Short task: In the listing below, locate the lines bearing the word "down". Copy every one of them.

(Dataset items)
★ ★ ★ ★ ★ ★ ★
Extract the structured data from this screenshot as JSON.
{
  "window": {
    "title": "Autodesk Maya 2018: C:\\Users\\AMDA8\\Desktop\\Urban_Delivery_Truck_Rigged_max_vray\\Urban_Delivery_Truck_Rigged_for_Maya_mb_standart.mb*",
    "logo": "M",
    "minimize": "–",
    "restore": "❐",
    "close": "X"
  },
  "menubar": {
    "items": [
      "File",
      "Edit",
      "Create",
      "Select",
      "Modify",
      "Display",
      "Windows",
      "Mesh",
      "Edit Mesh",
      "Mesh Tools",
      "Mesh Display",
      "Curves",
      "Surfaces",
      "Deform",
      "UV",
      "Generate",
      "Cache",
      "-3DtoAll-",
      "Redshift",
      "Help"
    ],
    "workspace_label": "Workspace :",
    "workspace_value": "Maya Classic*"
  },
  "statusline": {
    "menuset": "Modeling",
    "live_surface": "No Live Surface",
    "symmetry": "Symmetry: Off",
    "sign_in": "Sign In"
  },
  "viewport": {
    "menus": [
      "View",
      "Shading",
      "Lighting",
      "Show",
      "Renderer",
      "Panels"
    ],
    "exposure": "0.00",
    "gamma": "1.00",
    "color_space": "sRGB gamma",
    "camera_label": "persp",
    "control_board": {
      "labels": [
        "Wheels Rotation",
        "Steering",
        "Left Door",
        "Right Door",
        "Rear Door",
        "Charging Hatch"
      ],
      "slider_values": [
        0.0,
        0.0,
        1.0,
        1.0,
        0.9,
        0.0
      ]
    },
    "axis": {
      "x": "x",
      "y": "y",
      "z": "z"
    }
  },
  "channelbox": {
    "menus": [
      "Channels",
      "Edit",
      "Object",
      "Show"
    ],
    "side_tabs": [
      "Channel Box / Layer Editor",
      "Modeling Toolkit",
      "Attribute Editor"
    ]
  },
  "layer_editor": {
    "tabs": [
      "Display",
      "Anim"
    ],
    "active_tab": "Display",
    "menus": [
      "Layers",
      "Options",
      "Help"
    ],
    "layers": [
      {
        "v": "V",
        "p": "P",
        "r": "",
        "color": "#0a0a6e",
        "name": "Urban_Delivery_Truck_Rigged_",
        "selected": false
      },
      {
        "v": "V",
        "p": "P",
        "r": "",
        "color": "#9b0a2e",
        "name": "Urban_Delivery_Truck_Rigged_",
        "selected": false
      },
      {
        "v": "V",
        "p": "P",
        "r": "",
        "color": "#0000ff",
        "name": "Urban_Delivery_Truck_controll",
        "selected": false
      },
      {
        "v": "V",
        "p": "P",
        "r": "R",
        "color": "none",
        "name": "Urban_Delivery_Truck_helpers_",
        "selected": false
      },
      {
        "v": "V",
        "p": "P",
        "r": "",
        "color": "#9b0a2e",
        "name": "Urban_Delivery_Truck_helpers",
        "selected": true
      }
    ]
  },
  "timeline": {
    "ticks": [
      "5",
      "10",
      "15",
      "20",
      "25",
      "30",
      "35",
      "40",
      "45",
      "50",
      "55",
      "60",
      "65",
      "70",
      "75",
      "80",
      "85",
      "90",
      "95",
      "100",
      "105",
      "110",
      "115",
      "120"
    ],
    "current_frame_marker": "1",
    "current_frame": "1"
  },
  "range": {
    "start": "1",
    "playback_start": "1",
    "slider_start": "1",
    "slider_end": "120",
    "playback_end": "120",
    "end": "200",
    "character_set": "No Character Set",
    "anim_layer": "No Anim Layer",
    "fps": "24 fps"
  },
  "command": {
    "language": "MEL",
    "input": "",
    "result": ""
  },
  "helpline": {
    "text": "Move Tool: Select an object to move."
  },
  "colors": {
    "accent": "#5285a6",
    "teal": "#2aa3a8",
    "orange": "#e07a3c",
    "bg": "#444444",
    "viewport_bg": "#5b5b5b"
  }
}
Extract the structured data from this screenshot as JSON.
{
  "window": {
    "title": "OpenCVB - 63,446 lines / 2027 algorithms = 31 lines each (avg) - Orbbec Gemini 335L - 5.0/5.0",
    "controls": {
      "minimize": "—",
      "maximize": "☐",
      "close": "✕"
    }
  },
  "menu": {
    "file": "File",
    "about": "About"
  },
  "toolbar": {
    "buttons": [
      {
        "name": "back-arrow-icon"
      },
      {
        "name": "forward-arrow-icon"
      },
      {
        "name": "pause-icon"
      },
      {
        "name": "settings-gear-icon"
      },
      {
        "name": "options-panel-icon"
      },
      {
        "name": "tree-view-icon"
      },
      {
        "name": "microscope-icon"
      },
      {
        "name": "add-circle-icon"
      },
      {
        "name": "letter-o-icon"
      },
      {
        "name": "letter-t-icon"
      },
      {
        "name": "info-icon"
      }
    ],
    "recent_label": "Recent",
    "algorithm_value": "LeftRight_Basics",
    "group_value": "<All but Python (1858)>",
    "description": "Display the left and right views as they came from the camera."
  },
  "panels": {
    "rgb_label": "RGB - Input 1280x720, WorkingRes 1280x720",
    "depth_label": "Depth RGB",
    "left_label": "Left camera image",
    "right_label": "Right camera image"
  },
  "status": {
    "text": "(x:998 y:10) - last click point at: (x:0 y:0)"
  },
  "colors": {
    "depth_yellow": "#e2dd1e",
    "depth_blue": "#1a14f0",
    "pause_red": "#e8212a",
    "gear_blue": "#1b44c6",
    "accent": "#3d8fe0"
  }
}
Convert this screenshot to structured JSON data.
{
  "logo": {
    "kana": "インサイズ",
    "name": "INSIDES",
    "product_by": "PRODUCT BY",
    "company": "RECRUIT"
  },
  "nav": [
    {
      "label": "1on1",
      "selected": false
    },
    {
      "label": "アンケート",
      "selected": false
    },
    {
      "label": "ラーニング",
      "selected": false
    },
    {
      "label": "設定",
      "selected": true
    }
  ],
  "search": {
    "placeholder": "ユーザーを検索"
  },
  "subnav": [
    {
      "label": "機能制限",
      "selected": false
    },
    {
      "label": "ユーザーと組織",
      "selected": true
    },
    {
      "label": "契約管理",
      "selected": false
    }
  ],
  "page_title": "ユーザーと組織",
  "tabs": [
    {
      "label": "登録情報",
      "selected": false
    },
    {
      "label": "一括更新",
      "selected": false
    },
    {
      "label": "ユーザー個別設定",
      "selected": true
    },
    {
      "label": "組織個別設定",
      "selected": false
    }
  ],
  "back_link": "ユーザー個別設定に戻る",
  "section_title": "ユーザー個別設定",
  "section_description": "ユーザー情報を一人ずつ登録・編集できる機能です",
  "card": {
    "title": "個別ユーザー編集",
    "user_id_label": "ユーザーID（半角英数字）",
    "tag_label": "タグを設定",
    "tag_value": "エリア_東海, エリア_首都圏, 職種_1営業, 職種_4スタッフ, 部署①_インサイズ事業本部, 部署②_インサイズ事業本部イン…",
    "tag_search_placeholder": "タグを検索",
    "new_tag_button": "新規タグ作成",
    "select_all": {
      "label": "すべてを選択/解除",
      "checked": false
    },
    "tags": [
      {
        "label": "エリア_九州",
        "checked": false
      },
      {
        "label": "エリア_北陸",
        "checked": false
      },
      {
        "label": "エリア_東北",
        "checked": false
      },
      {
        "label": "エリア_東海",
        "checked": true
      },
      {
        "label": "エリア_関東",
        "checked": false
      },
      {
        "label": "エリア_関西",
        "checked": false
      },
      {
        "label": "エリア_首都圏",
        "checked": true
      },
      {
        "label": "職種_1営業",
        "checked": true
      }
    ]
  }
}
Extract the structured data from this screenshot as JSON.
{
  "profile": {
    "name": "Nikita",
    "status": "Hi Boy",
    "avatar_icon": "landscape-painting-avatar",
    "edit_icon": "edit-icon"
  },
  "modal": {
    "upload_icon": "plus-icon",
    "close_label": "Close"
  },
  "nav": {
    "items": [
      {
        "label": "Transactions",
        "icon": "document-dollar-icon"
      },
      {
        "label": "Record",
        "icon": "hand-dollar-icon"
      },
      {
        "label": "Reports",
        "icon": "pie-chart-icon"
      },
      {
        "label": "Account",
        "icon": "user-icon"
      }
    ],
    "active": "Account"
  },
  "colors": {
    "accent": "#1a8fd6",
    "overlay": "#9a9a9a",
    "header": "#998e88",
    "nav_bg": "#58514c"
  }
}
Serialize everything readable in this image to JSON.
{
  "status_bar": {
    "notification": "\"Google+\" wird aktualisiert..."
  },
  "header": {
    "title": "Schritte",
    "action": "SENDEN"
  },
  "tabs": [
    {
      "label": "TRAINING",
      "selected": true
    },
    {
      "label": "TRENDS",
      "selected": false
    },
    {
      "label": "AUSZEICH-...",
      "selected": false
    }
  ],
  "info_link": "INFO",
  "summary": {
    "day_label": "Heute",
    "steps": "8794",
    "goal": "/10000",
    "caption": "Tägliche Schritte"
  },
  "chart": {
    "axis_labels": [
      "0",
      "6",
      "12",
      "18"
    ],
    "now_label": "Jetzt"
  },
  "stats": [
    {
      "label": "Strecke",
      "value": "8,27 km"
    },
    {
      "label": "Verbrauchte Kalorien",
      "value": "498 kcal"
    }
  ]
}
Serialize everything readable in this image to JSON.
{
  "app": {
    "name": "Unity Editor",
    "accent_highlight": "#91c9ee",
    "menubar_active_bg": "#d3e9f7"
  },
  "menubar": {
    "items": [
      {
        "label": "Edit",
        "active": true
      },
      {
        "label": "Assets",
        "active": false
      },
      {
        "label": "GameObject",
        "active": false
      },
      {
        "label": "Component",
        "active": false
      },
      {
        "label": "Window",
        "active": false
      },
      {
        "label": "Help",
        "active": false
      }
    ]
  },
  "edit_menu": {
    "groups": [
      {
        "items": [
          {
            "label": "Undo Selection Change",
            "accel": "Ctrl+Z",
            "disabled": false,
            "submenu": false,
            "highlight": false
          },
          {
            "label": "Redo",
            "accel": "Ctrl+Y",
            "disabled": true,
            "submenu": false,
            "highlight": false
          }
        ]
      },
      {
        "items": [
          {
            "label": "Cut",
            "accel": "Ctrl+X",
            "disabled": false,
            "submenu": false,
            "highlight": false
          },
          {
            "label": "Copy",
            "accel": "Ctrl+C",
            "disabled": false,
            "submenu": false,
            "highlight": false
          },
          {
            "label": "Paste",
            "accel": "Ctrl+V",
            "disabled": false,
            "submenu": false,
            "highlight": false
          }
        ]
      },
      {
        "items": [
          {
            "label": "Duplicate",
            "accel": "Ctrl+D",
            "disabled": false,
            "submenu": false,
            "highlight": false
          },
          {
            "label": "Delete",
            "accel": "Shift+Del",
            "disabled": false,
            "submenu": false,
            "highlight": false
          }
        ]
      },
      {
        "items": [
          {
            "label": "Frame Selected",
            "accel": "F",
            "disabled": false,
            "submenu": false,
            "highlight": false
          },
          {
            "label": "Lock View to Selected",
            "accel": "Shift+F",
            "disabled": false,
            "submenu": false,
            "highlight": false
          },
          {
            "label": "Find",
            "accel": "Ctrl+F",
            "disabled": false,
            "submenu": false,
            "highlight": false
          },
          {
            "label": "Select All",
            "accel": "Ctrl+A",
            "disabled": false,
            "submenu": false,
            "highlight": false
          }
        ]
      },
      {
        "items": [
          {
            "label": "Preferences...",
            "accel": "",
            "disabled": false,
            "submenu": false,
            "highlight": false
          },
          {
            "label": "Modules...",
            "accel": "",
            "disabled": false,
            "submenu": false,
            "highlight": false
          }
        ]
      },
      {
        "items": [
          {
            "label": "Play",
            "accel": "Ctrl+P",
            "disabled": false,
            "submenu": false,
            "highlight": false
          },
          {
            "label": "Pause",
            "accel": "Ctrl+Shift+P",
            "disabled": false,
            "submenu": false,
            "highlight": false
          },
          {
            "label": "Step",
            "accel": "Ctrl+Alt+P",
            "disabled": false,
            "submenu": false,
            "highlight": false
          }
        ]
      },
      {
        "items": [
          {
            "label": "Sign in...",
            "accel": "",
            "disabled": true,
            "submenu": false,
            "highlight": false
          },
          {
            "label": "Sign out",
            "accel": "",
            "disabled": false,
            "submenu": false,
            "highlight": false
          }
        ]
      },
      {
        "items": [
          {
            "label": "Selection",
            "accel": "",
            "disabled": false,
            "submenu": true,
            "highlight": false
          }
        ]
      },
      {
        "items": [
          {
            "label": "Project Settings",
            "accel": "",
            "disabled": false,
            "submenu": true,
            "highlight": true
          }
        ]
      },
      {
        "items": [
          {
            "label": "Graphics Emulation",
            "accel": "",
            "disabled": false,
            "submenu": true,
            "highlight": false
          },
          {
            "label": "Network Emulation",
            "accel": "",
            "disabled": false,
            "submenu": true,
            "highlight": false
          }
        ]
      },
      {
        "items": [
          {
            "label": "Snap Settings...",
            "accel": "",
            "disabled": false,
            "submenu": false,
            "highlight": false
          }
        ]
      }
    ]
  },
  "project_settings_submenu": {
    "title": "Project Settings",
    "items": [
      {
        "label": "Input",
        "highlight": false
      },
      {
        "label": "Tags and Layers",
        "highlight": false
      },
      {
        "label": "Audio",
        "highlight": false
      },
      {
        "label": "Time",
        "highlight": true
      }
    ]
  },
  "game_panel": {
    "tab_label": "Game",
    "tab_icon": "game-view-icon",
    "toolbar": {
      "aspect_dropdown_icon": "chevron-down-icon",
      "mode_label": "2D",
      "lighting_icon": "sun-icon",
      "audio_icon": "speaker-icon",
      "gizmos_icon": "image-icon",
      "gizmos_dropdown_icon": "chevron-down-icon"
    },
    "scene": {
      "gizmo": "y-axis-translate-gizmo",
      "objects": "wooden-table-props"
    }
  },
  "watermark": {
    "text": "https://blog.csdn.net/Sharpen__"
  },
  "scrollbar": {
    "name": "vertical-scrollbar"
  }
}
★ ★ ★ ★ ★ ★ ★
Full solution:
      "aspect_dropdown_icon": "chevron-down-icon",
      "gizmos_dropdown_icon": "chevron-down-icon"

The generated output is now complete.